Brief: Read the lines that follow and pick out every one containing the word "JSON".

### Stored rows

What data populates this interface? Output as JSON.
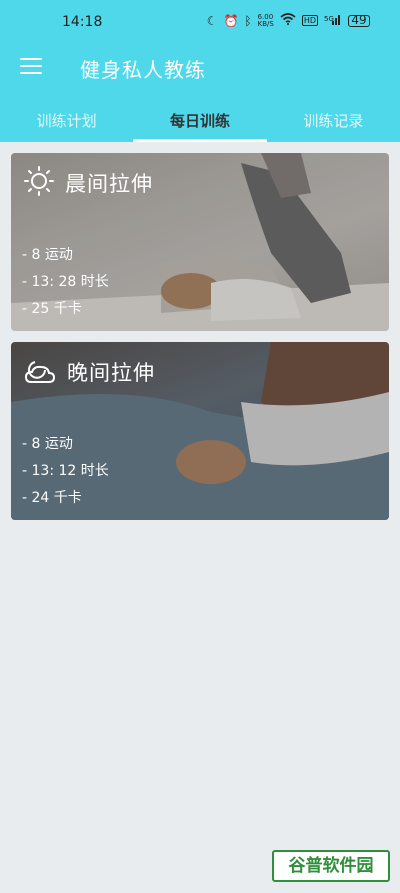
{
  "status_bar": {
    "time": "14:18",
    "network_speed": "6.00\nKB/S",
    "signal_label": "5G",
    "battery": "49"
  },
  "app_bar": {
    "title": "健身私人教练",
    "menu_icon": "hamburger-menu-icon"
  },
  "tabs": [
    {
      "label": "训练计划",
      "active": false
    },
    {
      "label": "每日训练",
      "active": true
    },
    {
      "label": "训练记录",
      "active": false
    }
  ],
  "cards": [
    {
      "title": "晨间拉伸",
      "icon": "sun-icon",
      "stats": [
        "- 8 运动",
        "- 13: 28 时长",
        "- 25 千卡"
      ]
    },
    {
      "title": "晚间拉伸",
      "icon": "moon-cloud-icon",
      "stats": [
        "- 8 运动",
        "- 13: 12 时长",
        "- 24 千卡"
      ]
    }
  ],
  "watermark": "谷普软件园",
  "colors": {
    "header": "#4fd8ea",
    "background": "#e9ecef",
    "watermark": "#2f8f3a"
  }
}
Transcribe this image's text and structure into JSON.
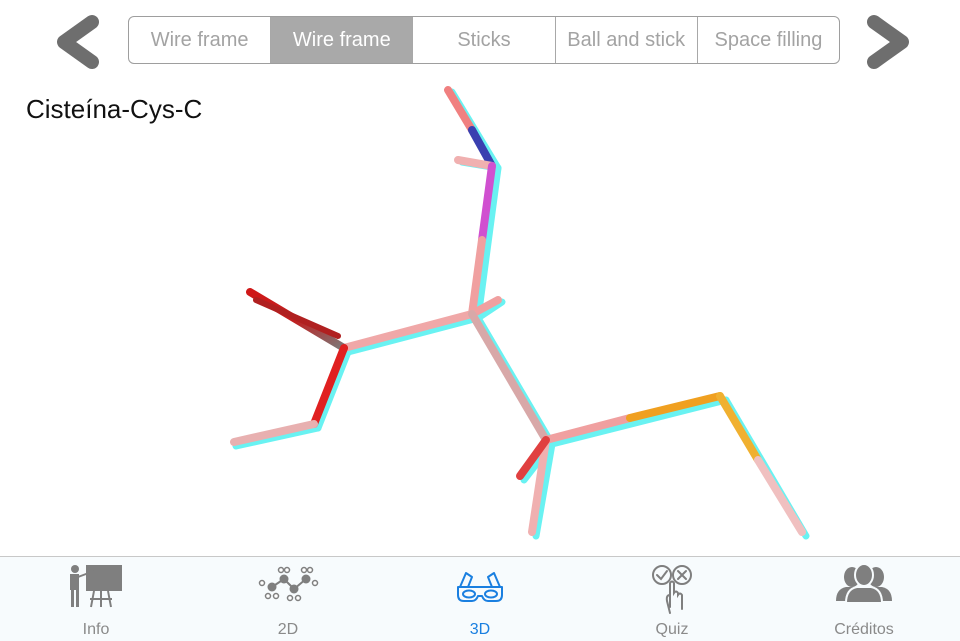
{
  "nav": {
    "prev_icon": "chevron-left-icon",
    "next_icon": "chevron-right-icon"
  },
  "render_modes": {
    "selected_index": 1,
    "items": [
      {
        "label": "Wire frame"
      },
      {
        "label": "Wire frame"
      },
      {
        "label": "Sticks"
      },
      {
        "label": "Ball and stick"
      },
      {
        "label": "Space filling"
      }
    ]
  },
  "molecule": {
    "title": "Cisteína-Cys-C",
    "render_style": "anaglyph-3d",
    "colors": {
      "carbon": "#8a8a8a",
      "oxygen": "#e02020",
      "nitrogen": "#3040c0",
      "sulfur": "#f0a020",
      "hydrogen": "#f0d0d0",
      "anaglyph_red": "#ff8080",
      "anaglyph_cyan": "#40f0f0"
    }
  },
  "tabbar": {
    "active_index": 2,
    "accent_color": "#1a7fe0",
    "items": [
      {
        "label": "Info",
        "icon": "teacher-board-icon"
      },
      {
        "label": "2D",
        "icon": "molecule-2d-icon"
      },
      {
        "label": "3D",
        "icon": "3d-glasses-icon"
      },
      {
        "label": "Quiz",
        "icon": "quiz-hand-icon"
      },
      {
        "label": "Créditos",
        "icon": "people-icon"
      }
    ]
  }
}
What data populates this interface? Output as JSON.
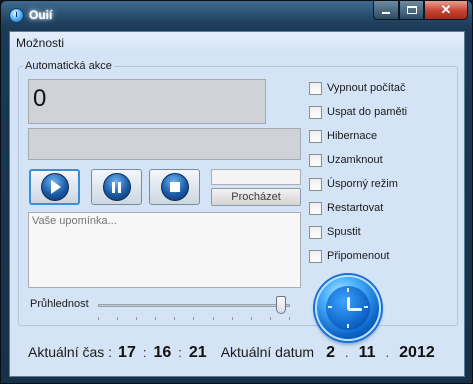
{
  "window": {
    "title": "Ouií",
    "icon": "clock-app-icon"
  },
  "menu": {
    "options_label": "Možnosti"
  },
  "group": {
    "title": "Automatická akce"
  },
  "display": {
    "counter": "0"
  },
  "media": {
    "play_icon": "play-icon",
    "pause_icon": "pause-icon",
    "stop_icon": "stop-icon"
  },
  "path": {
    "value": "",
    "browse_label": "Procházet"
  },
  "reminder": {
    "placeholder": "Vaše upomínka..."
  },
  "opacity": {
    "label": "Průhlednost",
    "level": 0.98
  },
  "actions": [
    {
      "label": "Vypnout počítač",
      "checked": false
    },
    {
      "label": "Uspat do paměti",
      "checked": false
    },
    {
      "label": "Hibernace",
      "checked": false
    },
    {
      "label": "Uzamknout",
      "checked": false
    },
    {
      "label": "Úsporný režim",
      "checked": false
    },
    {
      "label": "Restartovat",
      "checked": false
    },
    {
      "label": "Spustit",
      "checked": false
    },
    {
      "label": "Připomenout",
      "checked": false
    }
  ],
  "status": {
    "time_label": "Aktuální čas :",
    "hours": "17",
    "minutes": "16",
    "seconds": "21",
    "time_sep": ":",
    "date_label": "Aktuální datum",
    "day": "2",
    "month": "11",
    "year": "2012",
    "date_sep": "."
  },
  "colors": {
    "client_bg": "#d4e4f6",
    "accent_blue": "#0c63c6",
    "close_red": "#c5432f"
  }
}
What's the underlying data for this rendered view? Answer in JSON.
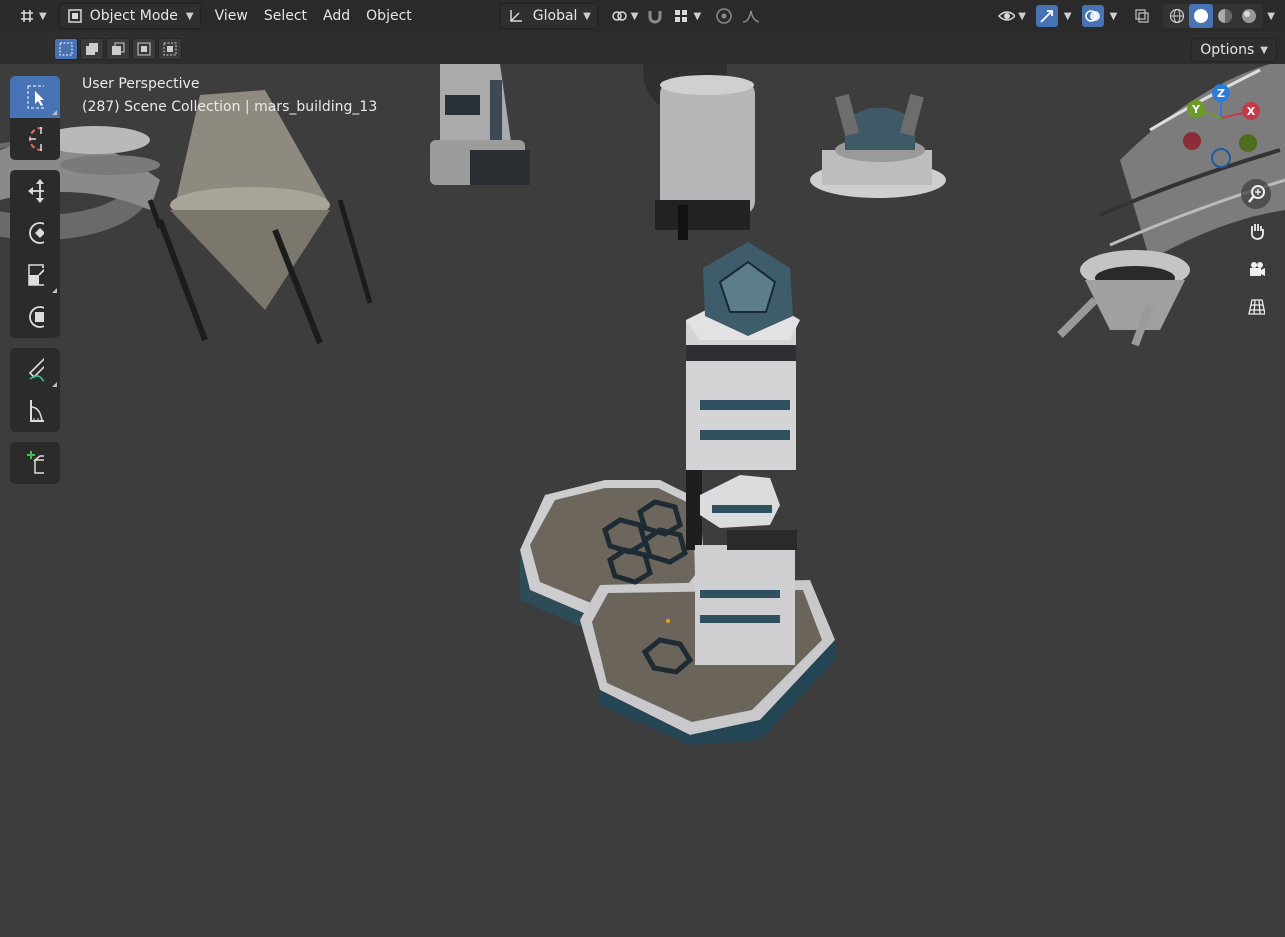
{
  "header": {
    "editor_type_icon": "grid-editor-icon",
    "mode_label": "Object Mode",
    "menus": [
      "View",
      "Select",
      "Add",
      "Object"
    ],
    "transform_orientation": "Global",
    "options_label": "Options"
  },
  "viewport": {
    "perspective_label": "User Perspective",
    "collection_label": "(287) Scene Collection | mars_building_13"
  },
  "gizmo": {
    "x_label": "X",
    "y_label": "Y",
    "z_label": "Z",
    "x_color": "#c33b4a",
    "y_color": "#6a9c28",
    "z_color": "#2c7bd8"
  },
  "tools": [
    "select-box",
    "cursor",
    "move",
    "rotate",
    "scale",
    "transform",
    "annotate",
    "measure",
    "add-cube"
  ],
  "colors": {
    "accent": "#4772b3",
    "background": "#3d3d3d",
    "header": "#2a2a2a"
  }
}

######

Solution:
What data populates this interface? Output as JSON.
Transcribe this image's text and structure into JSON.
What data populates this interface? Output as JSON.
What's the underlying data for this rendered view? Answer in JSON.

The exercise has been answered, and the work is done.